→ **What to produce**
Switch "interactable" to "clickable" throughout the lines starting at the line containing "reply-prefix: Đang trả lời bbox=[142, 721, 257, 746]" and ending at the line containing "analytics-icon[interactable] bbox=[510, 615, 540, 647]", leaving everything else unchanged. Return only those lines.

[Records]
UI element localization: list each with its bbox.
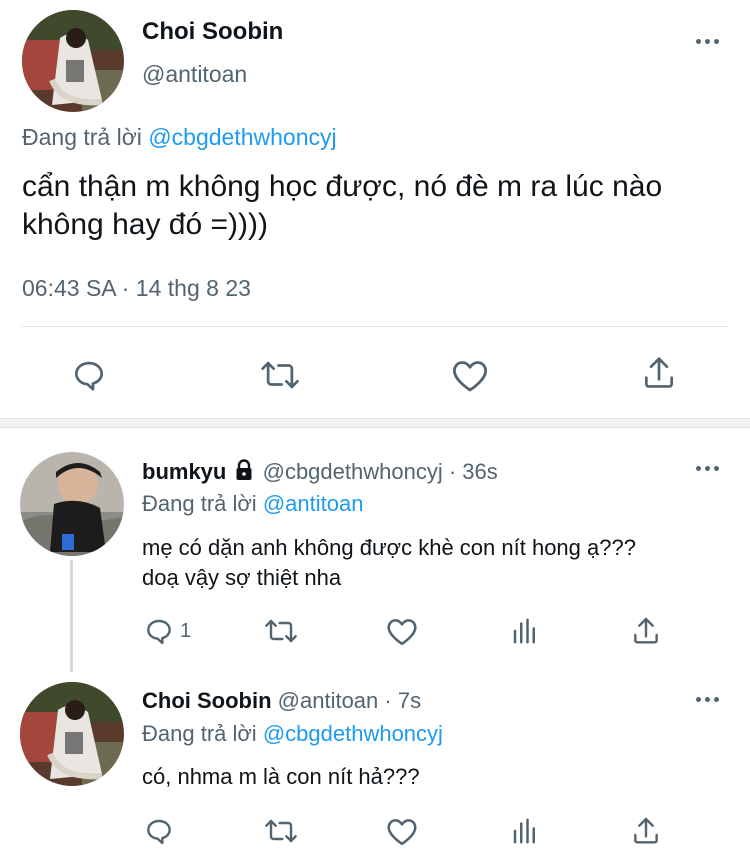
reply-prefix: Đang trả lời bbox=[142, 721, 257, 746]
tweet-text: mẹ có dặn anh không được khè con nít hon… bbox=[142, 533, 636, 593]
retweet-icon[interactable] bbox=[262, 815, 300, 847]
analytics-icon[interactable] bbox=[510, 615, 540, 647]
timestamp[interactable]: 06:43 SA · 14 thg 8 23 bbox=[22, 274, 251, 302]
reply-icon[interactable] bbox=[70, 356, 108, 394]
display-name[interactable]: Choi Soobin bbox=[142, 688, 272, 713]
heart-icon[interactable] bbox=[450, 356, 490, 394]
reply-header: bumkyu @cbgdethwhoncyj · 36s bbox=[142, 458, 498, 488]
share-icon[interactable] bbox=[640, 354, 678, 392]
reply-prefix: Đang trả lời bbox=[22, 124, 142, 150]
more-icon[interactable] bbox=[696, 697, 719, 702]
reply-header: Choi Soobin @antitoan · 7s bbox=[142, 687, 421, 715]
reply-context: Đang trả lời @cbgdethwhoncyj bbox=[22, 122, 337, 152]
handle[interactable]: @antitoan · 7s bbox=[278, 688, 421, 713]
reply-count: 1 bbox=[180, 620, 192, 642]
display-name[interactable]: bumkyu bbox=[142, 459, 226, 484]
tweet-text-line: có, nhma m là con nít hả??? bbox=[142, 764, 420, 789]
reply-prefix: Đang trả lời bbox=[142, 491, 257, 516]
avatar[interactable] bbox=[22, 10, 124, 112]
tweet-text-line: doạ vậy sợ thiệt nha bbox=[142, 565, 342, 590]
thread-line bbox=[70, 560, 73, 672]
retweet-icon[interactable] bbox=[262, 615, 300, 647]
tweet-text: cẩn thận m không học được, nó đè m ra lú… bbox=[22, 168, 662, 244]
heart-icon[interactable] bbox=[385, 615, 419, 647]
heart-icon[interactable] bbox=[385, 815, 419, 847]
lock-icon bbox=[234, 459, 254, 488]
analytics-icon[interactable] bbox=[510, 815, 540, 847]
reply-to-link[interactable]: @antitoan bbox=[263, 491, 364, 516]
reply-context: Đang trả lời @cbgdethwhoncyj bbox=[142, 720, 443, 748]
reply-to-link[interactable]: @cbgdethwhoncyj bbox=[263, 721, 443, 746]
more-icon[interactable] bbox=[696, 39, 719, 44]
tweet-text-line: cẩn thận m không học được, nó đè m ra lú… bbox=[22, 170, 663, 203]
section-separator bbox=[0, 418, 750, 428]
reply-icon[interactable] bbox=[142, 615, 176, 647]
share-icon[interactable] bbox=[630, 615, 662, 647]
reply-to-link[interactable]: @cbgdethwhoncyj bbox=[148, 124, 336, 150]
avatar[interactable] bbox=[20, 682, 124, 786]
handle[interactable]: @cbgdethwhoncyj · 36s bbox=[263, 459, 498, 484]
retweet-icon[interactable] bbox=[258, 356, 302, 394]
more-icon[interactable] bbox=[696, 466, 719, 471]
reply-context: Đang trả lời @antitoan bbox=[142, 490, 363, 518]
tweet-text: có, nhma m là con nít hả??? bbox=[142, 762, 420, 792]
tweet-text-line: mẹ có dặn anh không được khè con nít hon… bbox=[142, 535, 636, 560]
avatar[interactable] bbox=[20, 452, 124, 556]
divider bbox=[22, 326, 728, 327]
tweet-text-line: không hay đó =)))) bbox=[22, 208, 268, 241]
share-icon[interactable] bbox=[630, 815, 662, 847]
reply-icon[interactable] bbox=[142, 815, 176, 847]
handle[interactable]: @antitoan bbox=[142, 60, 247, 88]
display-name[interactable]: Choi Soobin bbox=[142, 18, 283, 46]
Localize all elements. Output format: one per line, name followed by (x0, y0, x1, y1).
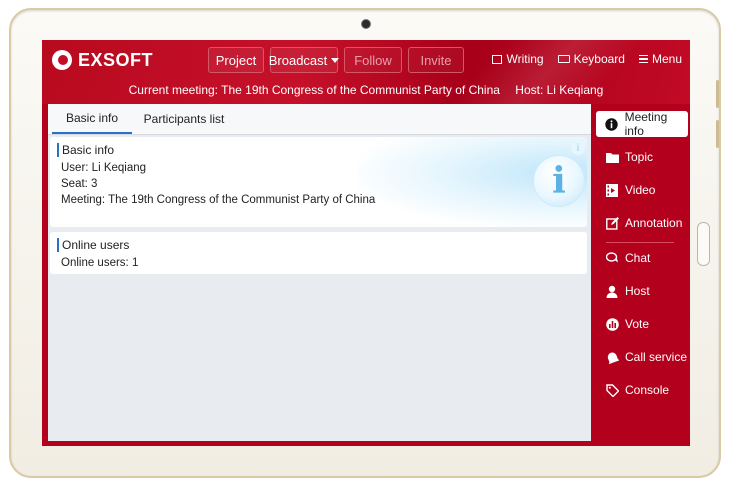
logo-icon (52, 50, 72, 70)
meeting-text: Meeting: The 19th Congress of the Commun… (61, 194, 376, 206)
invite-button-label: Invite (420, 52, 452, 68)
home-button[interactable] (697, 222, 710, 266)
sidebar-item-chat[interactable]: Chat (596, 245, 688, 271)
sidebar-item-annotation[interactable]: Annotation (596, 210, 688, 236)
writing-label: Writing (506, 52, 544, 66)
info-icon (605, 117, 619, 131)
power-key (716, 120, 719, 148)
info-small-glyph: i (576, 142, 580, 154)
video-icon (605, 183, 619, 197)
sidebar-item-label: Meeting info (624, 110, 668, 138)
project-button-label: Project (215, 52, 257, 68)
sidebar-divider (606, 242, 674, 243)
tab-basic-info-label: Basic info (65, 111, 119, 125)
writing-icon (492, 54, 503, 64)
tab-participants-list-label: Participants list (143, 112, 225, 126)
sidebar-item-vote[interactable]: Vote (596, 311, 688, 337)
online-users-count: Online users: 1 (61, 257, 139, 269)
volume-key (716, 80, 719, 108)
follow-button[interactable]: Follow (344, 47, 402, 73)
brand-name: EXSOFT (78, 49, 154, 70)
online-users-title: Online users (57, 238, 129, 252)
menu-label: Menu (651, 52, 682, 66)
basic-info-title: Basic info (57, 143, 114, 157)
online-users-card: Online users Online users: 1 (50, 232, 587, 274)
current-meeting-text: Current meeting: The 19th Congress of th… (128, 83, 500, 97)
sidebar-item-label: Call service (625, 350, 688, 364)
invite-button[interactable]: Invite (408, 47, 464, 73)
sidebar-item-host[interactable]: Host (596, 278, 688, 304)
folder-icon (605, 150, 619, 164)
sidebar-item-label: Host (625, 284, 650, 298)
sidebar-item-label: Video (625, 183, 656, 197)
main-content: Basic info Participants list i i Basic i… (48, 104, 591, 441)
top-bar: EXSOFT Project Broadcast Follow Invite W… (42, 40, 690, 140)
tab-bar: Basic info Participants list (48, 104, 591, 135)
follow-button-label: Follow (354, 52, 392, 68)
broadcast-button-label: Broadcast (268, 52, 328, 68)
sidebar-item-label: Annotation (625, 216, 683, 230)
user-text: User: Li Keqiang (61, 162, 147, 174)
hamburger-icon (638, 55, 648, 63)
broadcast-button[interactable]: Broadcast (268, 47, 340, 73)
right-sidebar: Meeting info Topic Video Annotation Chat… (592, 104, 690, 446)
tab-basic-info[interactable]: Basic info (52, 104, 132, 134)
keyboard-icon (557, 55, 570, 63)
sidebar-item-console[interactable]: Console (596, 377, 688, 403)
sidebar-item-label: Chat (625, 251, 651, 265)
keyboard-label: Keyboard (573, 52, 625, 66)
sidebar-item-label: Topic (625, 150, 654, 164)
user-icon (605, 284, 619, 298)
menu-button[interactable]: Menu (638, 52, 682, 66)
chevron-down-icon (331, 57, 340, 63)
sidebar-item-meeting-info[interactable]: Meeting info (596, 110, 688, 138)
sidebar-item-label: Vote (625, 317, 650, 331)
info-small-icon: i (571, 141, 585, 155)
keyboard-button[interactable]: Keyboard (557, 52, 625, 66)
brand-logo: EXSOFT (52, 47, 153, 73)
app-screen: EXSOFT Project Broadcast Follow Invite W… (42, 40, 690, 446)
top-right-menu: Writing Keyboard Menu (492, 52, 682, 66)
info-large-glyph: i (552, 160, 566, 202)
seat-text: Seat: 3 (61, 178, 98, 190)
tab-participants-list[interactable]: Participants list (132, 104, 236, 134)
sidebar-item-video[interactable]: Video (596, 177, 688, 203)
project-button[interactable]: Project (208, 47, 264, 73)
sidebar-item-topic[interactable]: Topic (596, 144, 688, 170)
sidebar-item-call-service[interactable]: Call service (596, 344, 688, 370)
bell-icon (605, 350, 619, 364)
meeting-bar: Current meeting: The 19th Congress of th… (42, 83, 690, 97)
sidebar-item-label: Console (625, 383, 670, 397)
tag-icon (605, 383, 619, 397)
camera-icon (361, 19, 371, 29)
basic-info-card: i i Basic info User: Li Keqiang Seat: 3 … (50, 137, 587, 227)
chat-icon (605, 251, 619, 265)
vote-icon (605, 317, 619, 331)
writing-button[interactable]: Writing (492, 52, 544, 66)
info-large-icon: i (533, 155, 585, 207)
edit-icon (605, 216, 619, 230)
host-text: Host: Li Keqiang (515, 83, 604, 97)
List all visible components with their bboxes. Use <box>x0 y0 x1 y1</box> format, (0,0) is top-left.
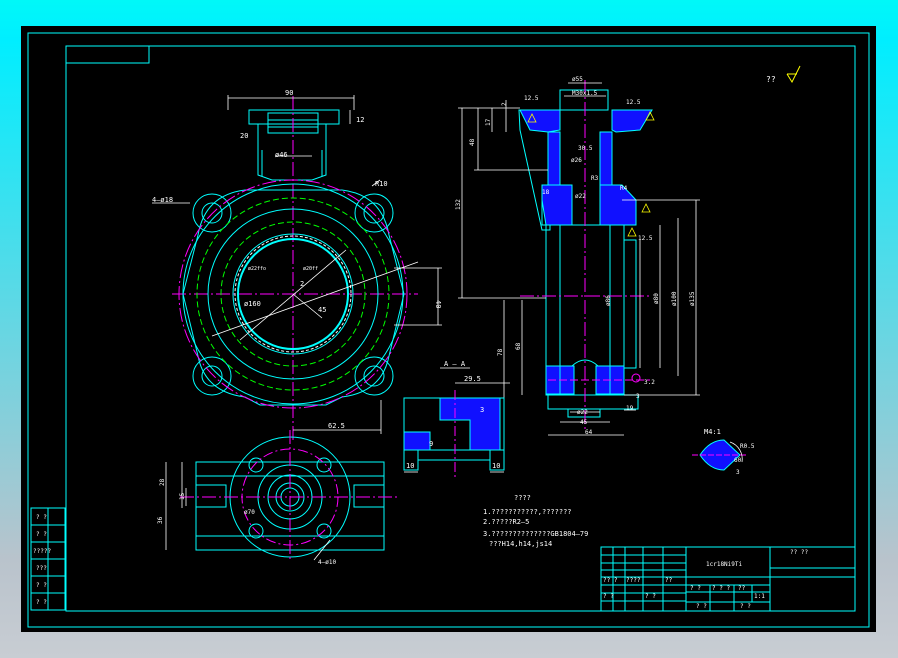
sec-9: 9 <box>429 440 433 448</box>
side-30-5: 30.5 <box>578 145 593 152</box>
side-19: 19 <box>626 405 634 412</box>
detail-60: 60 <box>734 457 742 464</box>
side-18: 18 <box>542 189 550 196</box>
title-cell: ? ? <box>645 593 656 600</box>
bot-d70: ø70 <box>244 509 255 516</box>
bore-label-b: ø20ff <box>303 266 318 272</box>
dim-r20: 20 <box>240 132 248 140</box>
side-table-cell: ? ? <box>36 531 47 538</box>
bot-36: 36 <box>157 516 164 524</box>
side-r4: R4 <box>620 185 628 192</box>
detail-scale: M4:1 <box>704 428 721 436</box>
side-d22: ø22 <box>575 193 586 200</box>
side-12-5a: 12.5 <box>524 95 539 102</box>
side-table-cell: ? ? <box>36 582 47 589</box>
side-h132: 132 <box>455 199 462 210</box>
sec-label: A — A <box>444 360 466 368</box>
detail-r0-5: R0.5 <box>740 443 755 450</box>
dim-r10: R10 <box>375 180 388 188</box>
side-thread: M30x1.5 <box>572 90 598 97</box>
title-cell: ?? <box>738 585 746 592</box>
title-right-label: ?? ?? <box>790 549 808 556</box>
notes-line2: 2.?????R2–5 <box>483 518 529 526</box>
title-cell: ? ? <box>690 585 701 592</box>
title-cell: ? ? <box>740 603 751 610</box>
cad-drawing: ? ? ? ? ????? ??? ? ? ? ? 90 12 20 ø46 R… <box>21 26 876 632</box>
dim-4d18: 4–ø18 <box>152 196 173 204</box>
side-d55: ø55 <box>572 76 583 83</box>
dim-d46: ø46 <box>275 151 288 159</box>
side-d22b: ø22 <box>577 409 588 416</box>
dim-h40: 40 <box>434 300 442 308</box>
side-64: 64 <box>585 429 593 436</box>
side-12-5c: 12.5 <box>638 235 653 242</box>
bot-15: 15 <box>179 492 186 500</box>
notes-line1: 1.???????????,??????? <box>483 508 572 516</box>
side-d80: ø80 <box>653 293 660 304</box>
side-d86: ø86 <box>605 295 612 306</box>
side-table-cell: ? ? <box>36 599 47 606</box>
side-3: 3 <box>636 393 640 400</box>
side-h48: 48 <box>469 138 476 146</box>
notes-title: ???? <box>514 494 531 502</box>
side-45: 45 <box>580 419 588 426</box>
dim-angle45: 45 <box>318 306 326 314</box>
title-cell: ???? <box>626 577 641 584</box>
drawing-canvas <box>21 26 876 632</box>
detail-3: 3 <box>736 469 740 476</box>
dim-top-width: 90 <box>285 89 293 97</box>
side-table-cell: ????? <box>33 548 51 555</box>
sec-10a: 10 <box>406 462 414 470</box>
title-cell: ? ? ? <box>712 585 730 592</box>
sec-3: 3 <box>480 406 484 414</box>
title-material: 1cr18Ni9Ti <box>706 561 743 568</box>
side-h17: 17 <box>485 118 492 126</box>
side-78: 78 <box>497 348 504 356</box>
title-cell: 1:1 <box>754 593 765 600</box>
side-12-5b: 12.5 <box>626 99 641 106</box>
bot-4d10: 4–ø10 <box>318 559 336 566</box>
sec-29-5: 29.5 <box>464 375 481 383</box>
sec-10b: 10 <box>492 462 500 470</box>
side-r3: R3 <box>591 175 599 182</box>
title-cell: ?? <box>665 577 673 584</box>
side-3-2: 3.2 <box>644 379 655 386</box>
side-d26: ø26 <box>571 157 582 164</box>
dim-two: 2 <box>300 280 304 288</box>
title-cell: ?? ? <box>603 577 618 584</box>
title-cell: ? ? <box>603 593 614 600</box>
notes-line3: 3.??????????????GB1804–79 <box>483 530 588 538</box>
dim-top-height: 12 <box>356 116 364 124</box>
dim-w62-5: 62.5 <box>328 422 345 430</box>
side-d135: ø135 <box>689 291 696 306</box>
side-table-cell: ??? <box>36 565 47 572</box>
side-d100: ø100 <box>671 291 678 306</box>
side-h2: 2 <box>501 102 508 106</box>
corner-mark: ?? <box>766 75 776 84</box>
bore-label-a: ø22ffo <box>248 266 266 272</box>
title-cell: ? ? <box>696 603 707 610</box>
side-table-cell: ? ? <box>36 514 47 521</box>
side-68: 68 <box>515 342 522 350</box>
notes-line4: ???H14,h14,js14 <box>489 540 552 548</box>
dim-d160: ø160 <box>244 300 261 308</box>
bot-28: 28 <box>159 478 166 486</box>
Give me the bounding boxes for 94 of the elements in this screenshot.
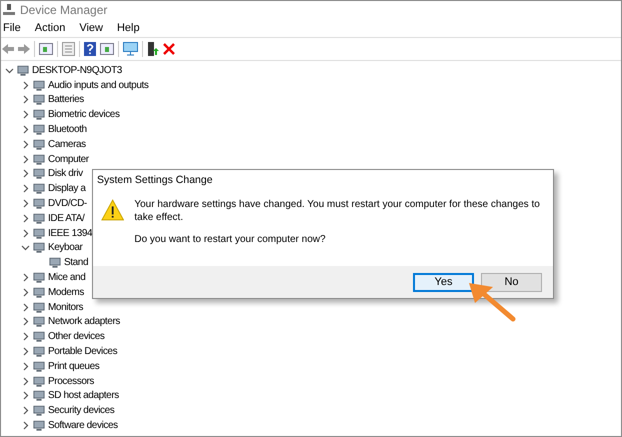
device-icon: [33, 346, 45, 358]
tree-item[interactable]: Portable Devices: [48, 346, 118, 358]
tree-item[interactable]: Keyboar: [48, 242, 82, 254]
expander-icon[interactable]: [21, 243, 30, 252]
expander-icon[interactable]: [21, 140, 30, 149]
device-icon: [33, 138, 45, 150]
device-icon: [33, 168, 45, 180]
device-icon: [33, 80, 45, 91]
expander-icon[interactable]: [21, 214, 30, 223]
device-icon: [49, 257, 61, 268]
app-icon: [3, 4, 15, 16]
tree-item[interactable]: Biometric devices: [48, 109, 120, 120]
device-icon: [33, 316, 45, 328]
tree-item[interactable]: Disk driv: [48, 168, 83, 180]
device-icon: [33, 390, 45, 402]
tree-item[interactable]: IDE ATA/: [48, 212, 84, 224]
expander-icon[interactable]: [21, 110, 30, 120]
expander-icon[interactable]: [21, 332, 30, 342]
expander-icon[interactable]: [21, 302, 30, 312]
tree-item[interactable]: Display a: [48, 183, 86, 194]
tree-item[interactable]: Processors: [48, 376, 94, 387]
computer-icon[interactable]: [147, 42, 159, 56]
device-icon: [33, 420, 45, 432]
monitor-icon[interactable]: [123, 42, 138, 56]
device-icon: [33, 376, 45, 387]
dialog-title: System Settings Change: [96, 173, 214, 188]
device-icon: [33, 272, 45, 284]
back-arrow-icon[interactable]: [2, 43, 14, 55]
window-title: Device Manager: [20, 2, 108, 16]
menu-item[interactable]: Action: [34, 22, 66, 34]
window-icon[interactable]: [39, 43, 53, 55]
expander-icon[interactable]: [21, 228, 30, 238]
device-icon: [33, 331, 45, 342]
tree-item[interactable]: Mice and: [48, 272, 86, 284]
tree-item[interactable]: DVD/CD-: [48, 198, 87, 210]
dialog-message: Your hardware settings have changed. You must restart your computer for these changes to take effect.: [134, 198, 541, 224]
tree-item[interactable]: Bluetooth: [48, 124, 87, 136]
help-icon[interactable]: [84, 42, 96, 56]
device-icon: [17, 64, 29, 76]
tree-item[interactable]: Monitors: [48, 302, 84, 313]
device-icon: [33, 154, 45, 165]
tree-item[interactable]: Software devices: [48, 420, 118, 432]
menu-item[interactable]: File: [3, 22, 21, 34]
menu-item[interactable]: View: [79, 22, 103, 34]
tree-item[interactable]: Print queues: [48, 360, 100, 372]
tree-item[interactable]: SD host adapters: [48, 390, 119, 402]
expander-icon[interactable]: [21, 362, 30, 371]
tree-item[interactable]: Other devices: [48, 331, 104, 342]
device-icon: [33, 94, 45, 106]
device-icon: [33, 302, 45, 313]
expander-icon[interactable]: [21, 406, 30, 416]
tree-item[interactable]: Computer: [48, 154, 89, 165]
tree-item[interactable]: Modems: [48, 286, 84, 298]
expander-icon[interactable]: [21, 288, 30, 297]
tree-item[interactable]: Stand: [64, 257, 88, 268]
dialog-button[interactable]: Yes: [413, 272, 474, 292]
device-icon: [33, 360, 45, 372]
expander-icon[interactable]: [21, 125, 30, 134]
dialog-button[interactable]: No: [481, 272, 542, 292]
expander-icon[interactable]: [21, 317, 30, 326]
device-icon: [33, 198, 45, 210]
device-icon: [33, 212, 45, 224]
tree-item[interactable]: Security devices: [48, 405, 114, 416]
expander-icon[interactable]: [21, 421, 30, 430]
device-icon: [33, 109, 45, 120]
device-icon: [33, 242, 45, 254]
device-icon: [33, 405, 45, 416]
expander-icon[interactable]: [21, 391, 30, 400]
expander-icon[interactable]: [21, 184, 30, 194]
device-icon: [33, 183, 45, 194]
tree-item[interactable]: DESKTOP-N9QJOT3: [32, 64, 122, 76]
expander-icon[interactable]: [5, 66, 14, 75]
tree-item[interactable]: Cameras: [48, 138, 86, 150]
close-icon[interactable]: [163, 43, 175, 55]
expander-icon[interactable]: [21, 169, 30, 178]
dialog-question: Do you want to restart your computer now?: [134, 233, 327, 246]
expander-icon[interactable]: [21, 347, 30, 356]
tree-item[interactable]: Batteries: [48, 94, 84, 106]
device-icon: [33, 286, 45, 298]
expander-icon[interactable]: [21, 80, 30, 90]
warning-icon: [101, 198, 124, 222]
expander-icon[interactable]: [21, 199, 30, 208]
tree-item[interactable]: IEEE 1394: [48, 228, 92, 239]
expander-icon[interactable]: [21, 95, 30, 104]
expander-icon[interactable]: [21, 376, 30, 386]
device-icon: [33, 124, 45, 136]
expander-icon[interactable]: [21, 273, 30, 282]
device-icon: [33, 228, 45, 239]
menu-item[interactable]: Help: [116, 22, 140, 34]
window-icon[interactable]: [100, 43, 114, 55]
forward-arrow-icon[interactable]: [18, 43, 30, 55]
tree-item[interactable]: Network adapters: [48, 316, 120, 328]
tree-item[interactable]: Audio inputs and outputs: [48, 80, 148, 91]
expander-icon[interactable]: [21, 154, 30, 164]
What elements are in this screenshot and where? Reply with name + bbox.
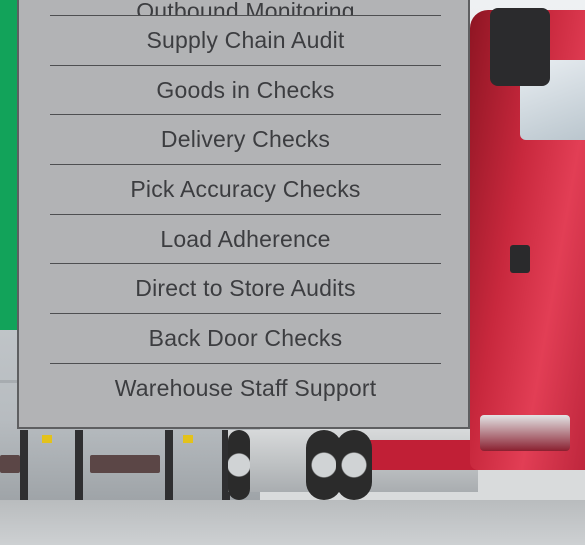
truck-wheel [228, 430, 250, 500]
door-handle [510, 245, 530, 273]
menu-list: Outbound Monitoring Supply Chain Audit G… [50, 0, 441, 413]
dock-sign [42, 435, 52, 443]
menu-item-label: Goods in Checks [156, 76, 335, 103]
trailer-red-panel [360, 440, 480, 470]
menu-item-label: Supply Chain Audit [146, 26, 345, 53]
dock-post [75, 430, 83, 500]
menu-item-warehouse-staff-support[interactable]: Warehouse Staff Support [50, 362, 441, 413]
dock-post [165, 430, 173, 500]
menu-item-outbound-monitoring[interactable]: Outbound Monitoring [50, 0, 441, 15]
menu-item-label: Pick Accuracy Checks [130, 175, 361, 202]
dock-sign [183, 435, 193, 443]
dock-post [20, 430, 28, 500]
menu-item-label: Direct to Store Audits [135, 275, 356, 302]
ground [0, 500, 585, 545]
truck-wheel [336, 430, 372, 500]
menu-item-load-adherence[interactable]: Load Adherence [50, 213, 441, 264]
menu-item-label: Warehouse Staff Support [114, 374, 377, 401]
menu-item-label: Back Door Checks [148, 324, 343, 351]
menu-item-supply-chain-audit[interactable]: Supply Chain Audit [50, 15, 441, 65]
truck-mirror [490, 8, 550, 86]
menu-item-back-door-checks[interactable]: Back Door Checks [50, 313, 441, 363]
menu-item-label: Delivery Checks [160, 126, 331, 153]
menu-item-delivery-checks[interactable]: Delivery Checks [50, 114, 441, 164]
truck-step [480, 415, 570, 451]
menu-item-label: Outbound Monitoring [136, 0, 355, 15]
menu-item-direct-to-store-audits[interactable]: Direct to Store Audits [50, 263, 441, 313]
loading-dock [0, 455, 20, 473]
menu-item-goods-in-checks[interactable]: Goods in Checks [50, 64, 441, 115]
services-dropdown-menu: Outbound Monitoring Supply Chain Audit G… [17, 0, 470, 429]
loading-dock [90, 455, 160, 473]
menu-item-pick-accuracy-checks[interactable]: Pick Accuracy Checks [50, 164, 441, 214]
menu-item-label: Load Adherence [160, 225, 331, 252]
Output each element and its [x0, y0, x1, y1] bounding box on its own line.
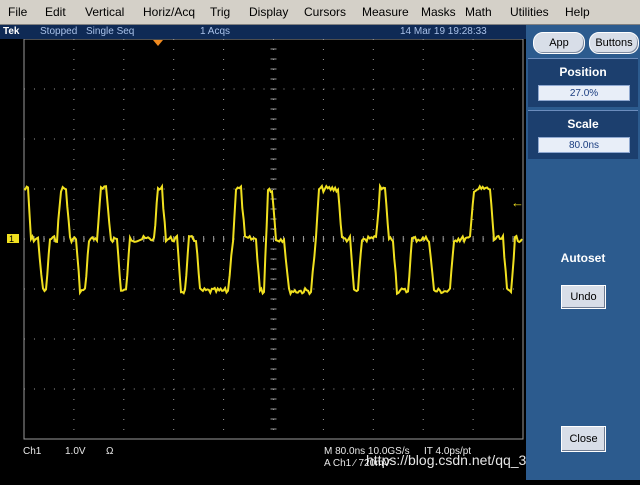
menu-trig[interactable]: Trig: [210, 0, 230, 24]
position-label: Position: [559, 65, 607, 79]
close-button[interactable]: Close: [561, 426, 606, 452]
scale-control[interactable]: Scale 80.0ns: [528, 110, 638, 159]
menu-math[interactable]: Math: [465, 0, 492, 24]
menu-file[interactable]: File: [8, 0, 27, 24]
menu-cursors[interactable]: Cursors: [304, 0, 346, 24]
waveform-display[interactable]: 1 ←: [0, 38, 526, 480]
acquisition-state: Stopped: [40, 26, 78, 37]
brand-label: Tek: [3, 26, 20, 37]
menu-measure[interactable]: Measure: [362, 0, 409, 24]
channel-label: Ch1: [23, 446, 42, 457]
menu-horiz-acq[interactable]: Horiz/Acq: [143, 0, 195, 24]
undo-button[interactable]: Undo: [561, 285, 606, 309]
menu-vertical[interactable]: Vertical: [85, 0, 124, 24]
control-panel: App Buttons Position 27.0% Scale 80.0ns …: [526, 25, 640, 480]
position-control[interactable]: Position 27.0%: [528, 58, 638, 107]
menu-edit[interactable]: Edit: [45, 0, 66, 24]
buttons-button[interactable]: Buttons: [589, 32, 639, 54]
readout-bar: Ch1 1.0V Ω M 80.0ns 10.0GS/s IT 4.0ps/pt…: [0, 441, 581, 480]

→ **Solution for this problem**
reply-prefix: Đang trả lời bbox=[142, 721, 257, 746]
tweet-text: mẹ có dặn anh không được khè con nít hon… bbox=[142, 533, 636, 593]
retweet-icon[clickable] bbox=[262, 815, 300, 847]
analytics-icon[clickable] bbox=[510, 615, 540, 647]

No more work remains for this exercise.